Data entries for graphics:
■ ■ ■ ■ ■ ■ ■
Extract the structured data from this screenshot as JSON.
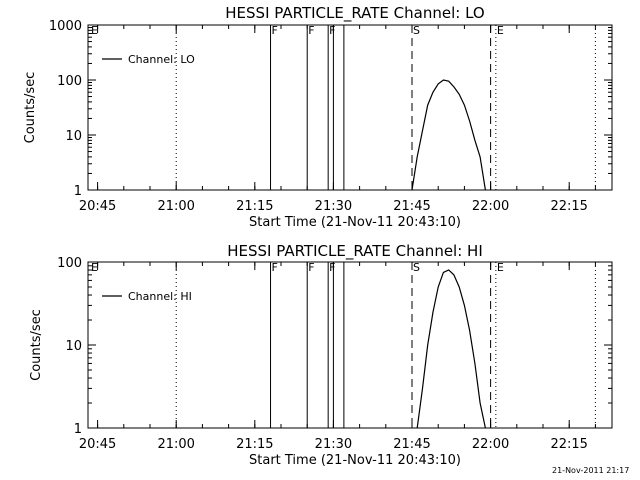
{
  "footer": {
    "timestamp": "21-Nov-2011 21:17"
  },
  "chart_data": [
    {
      "type": "line",
      "title": "HESSI PARTICLE_RATE Channel: LO",
      "xlabel": "Start Time (21-Nov-11 20:43:10)",
      "ylabel": "Counts/sec",
      "yscale": "log",
      "ylim": [
        1,
        1000
      ],
      "xlim_minutes_after_2043_10": [
        0,
        100
      ],
      "x_tick_labels": [
        "20:45",
        "21:00",
        "21:15",
        "21:30",
        "21:45",
        "22:00",
        "22:15"
      ],
      "y_tick_labels": [
        "1",
        "10",
        "100",
        "1000"
      ],
      "legend": {
        "position": "upper-left",
        "entries": [
          "Channel: LO"
        ]
      },
      "markers": [
        {
          "label": "E",
          "time": "20:43",
          "style": "none"
        },
        {
          "label": "",
          "time": "21:00",
          "style": "dotted"
        },
        {
          "label": "F",
          "time": "21:18",
          "style": "solid"
        },
        {
          "label": "F",
          "time": "21:25",
          "style": "solid"
        },
        {
          "label": "F",
          "time": "21:29",
          "style": "solid"
        },
        {
          "label": "",
          "time": "21:30",
          "style": "solid"
        },
        {
          "label": "",
          "time": "21:32",
          "style": "solid"
        },
        {
          "label": "S",
          "time": "21:45",
          "style": "dashed"
        },
        {
          "label": "",
          "time": "22:00",
          "style": "dashed"
        },
        {
          "label": "E",
          "time": "22:01",
          "style": "dotted"
        },
        {
          "label": "",
          "time": "22:20",
          "style": "dotted"
        }
      ],
      "series": [
        {
          "name": "Channel: LO",
          "x": [
            "21:45",
            "21:46",
            "21:47",
            "21:48",
            "21:49",
            "21:50",
            "21:51",
            "21:52",
            "21:53",
            "21:54",
            "21:55",
            "21:56",
            "21:57",
            "21:58",
            "21:59"
          ],
          "y": [
            1,
            4,
            12,
            35,
            60,
            85,
            100,
            95,
            75,
            55,
            35,
            18,
            8,
            4,
            1
          ]
        }
      ]
    },
    {
      "type": "line",
      "title": "HESSI PARTICLE_RATE Channel: HI",
      "xlabel": "Start Time (21-Nov-11 20:43:10)",
      "ylabel": "Counts/sec",
      "yscale": "log",
      "ylim": [
        1,
        100
      ],
      "xlim_minutes_after_2043_10": [
        0,
        100
      ],
      "x_tick_labels": [
        "20:45",
        "21:00",
        "21:15",
        "21:30",
        "21:45",
        "22:00",
        "22:15"
      ],
      "y_tick_labels": [
        "1",
        "10",
        "100"
      ],
      "legend": {
        "position": "upper-left",
        "entries": [
          "Channel: HI"
        ]
      },
      "markers": [
        {
          "label": "E",
          "time": "20:43",
          "style": "none"
        },
        {
          "label": "",
          "time": "21:00",
          "style": "dotted"
        },
        {
          "label": "F",
          "time": "21:18",
          "style": "solid"
        },
        {
          "label": "F",
          "time": "21:25",
          "style": "solid"
        },
        {
          "label": "F",
          "time": "21:29",
          "style": "solid"
        },
        {
          "label": "",
          "time": "21:30",
          "style": "solid"
        },
        {
          "label": "",
          "time": "21:32",
          "style": "solid"
        },
        {
          "label": "S",
          "time": "21:45",
          "style": "dashed"
        },
        {
          "label": "",
          "time": "22:00",
          "style": "dashed"
        },
        {
          "label": "E",
          "time": "22:01",
          "style": "dotted"
        },
        {
          "label": "",
          "time": "22:20",
          "style": "dotted"
        }
      ],
      "series": [
        {
          "name": "Channel: HI",
          "x": [
            "21:46",
            "21:47",
            "21:48",
            "21:49",
            "21:50",
            "21:51",
            "21:52",
            "21:53",
            "21:54",
            "21:55",
            "21:56",
            "21:57",
            "21:58",
            "21:59"
          ],
          "y": [
            1,
            3,
            10,
            25,
            50,
            75,
            80,
            70,
            50,
            30,
            15,
            6,
            2,
            1
          ]
        }
      ]
    }
  ]
}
■ ■ ■ ■ ■ ■ ■
▸ **Work required**
Set the data above down again exactly as given, with no pictures.

▸ **Solution**
Extract the structured data from this screenshot as JSON.
{
  "footer": {
    "timestamp": "21-Nov-2011 21:17"
  },
  "chart_data": [
    {
      "type": "line",
      "title": "HESSI PARTICLE_RATE Channel: LO",
      "xlabel": "Start Time (21-Nov-11 20:43:10)",
      "ylabel": "Counts/sec",
      "yscale": "log",
      "ylim": [
        1,
        1000
      ],
      "xlim_minutes_after_2043_10": [
        0,
        100
      ],
      "x_tick_labels": [
        "20:45",
        "21:00",
        "21:15",
        "21:30",
        "21:45",
        "22:00",
        "22:15"
      ],
      "y_tick_labels": [
        "1",
        "10",
        "100",
        "1000"
      ],
      "legend": {
        "position": "upper-left",
        "entries": [
          "Channel: LO"
        ]
      },
      "markers": [
        {
          "label": "E",
          "time": "20:43",
          "style": "none"
        },
        {
          "label": "",
          "time": "21:00",
          "style": "dotted"
        },
        {
          "label": "F",
          "time": "21:18",
          "style": "solid"
        },
        {
          "label": "F",
          "time": "21:25",
          "style": "solid"
        },
        {
          "label": "F",
          "time": "21:29",
          "style": "solid"
        },
        {
          "label": "",
          "time": "21:30",
          "style": "solid"
        },
        {
          "label": "",
          "time": "21:32",
          "style": "solid"
        },
        {
          "label": "S",
          "time": "21:45",
          "style": "dashed"
        },
        {
          "label": "",
          "time": "22:00",
          "style": "dashed"
        },
        {
          "label": "E",
          "time": "22:01",
          "style": "dotted"
        },
        {
          "label": "",
          "time": "22:20",
          "style": "dotted"
        }
      ],
      "series": [
        {
          "name": "Channel: LO",
          "x": [
            "21:45",
            "21:46",
            "21:47",
            "21:48",
            "21:49",
            "21:50",
            "21:51",
            "21:52",
            "21:53",
            "21:54",
            "21:55",
            "21:56",
            "21:57",
            "21:58",
            "21:59"
          ],
          "y": [
            1,
            4,
            12,
            35,
            60,
            85,
            100,
            95,
            75,
            55,
            35,
            18,
            8,
            4,
            1
          ]
        }
      ]
    },
    {
      "type": "line",
      "title": "HESSI PARTICLE_RATE Channel: HI",
      "xlabel": "Start Time (21-Nov-11 20:43:10)",
      "ylabel": "Counts/sec",
      "yscale": "log",
      "ylim": [
        1,
        100
      ],
      "xlim_minutes_after_2043_10": [
        0,
        100
      ],
      "x_tick_labels": [
        "20:45",
        "21:00",
        "21:15",
        "21:30",
        "21:45",
        "22:00",
        "22:15"
      ],
      "y_tick_labels": [
        "1",
        "10",
        "100"
      ],
      "legend": {
        "position": "upper-left",
        "entries": [
          "Channel: HI"
        ]
      },
      "markers": [
        {
          "label": "E",
          "time": "20:43",
          "style": "none"
        },
        {
          "label": "",
          "time": "21:00",
          "style": "dotted"
        },
        {
          "label": "F",
          "time": "21:18",
          "style": "solid"
        },
        {
          "label": "F",
          "time": "21:25",
          "style": "solid"
        },
        {
          "label": "F",
          "time": "21:29",
          "style": "solid"
        },
        {
          "label": "",
          "time": "21:30",
          "style": "solid"
        },
        {
          "label": "",
          "time": "21:32",
          "style": "solid"
        },
        {
          "label": "S",
          "time": "21:45",
          "style": "dashed"
        },
        {
          "label": "",
          "time": "22:00",
          "style": "dashed"
        },
        {
          "label": "E",
          "time": "22:01",
          "style": "dotted"
        },
        {
          "label": "",
          "time": "22:20",
          "style": "dotted"
        }
      ],
      "series": [
        {
          "name": "Channel: HI",
          "x": [
            "21:46",
            "21:47",
            "21:48",
            "21:49",
            "21:50",
            "21:51",
            "21:52",
            "21:53",
            "21:54",
            "21:55",
            "21:56",
            "21:57",
            "21:58",
            "21:59"
          ],
          "y": [
            1,
            3,
            10,
            25,
            50,
            75,
            80,
            70,
            50,
            30,
            15,
            6,
            2,
            1
          ]
        }
      ]
    }
  ]
}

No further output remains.